> _Your instructions_
Track down every line below that holds "Oscillogramme" and copy it.

> _Data section_

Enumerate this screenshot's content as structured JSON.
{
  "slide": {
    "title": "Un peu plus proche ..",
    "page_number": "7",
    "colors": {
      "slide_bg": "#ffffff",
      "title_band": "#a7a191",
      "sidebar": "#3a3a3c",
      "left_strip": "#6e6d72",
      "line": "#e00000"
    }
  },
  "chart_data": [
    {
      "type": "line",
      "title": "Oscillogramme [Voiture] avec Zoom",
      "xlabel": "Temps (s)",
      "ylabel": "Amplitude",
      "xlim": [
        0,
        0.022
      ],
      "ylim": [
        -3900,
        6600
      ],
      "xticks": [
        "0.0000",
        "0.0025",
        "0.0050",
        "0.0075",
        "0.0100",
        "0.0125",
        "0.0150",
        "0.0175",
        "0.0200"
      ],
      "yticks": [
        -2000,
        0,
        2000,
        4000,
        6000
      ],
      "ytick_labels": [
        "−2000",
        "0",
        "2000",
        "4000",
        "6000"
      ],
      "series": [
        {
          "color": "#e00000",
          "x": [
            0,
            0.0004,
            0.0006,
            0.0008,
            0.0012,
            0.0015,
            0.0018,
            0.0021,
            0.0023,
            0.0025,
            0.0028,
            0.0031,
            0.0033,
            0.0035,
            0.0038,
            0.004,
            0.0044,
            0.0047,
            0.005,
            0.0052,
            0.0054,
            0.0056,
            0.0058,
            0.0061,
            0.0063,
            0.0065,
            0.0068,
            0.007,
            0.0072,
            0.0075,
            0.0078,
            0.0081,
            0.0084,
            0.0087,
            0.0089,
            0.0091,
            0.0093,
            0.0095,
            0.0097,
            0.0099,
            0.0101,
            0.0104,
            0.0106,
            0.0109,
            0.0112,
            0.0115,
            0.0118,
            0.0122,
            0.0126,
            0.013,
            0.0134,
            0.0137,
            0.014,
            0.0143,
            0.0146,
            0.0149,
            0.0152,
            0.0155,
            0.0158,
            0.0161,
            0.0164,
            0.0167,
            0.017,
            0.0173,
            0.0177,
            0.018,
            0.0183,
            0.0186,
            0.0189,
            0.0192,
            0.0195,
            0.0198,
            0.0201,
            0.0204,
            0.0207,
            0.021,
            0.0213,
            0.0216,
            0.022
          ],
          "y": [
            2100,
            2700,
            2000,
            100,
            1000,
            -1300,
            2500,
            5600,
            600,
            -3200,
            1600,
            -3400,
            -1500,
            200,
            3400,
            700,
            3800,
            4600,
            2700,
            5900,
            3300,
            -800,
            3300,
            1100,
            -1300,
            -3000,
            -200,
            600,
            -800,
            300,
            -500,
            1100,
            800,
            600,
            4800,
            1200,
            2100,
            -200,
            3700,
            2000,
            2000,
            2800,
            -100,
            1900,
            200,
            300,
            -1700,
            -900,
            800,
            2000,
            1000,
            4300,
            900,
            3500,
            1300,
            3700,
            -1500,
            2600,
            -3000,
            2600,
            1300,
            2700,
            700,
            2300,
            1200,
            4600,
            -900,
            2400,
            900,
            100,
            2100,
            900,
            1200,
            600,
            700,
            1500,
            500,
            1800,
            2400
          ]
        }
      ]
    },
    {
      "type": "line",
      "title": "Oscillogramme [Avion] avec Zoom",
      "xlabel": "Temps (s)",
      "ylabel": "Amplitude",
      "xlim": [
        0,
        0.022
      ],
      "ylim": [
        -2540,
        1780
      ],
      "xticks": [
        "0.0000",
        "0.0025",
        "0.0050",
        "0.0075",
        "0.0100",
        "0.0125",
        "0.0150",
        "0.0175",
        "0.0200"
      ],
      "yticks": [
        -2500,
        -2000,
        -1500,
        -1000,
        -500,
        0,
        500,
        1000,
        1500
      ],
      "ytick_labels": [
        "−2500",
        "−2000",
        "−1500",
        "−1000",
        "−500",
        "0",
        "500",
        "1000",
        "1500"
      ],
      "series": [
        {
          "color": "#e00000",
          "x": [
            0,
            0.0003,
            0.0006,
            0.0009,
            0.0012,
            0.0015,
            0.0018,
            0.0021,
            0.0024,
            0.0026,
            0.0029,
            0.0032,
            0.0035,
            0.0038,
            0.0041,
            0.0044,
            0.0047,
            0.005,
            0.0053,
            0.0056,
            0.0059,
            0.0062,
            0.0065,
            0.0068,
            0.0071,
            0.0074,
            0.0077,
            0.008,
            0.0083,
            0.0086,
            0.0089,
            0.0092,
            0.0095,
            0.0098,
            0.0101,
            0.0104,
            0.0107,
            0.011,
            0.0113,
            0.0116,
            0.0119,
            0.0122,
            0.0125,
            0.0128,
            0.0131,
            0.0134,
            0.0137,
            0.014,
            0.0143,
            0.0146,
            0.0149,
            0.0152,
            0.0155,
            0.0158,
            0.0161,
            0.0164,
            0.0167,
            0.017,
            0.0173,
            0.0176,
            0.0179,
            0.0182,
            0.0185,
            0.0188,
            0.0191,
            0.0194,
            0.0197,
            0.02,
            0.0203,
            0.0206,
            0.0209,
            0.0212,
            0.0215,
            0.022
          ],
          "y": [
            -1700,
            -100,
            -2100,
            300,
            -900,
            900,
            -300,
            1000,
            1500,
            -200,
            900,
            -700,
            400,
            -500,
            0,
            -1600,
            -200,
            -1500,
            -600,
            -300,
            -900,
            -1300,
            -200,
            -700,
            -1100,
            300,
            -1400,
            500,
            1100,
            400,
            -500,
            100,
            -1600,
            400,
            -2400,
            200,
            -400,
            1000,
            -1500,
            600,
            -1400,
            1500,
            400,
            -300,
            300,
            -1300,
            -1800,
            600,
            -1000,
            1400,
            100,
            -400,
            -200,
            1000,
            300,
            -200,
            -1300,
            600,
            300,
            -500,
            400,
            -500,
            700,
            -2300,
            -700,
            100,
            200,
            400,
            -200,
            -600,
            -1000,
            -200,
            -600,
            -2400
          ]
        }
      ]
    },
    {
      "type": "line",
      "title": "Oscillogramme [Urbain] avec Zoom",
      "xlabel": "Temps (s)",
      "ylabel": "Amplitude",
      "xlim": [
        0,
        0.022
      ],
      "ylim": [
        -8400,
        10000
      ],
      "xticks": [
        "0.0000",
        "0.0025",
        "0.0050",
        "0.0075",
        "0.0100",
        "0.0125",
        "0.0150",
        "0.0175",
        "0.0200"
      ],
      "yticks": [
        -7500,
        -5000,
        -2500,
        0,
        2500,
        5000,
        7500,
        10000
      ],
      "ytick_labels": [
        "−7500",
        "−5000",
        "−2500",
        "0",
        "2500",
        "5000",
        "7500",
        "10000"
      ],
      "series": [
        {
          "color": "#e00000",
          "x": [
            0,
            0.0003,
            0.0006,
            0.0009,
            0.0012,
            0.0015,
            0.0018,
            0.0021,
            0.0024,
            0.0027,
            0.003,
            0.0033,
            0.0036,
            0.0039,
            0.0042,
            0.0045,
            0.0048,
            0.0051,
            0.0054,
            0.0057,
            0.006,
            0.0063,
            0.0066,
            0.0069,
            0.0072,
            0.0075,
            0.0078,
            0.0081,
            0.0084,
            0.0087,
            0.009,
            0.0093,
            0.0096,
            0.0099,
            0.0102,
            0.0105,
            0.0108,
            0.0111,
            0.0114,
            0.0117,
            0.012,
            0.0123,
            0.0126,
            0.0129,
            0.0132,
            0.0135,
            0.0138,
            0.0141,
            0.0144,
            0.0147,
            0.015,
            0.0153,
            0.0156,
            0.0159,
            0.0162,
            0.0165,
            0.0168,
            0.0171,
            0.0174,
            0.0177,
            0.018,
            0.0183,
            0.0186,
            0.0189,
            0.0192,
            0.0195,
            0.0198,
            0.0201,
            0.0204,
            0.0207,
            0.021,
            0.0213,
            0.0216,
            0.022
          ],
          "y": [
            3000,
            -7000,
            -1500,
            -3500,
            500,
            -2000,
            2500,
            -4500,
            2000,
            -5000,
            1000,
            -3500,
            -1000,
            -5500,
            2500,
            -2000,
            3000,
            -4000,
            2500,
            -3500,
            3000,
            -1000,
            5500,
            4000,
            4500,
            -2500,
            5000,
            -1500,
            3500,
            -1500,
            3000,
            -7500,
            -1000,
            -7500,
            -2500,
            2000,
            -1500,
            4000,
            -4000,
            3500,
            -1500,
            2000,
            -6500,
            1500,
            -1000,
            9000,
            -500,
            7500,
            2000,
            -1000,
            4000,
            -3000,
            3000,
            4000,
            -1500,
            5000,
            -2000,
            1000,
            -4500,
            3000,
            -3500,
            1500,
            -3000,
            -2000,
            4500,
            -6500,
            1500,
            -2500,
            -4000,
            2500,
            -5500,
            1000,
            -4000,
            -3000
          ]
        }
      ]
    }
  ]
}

> _Response to the task_
      "title": "Oscillogramme [Voiture] avec Zoom",
      "title": "Oscillogramme [Avion] avec Zoom",
      "title": "Oscillogramme [Urbain] avec Zoom",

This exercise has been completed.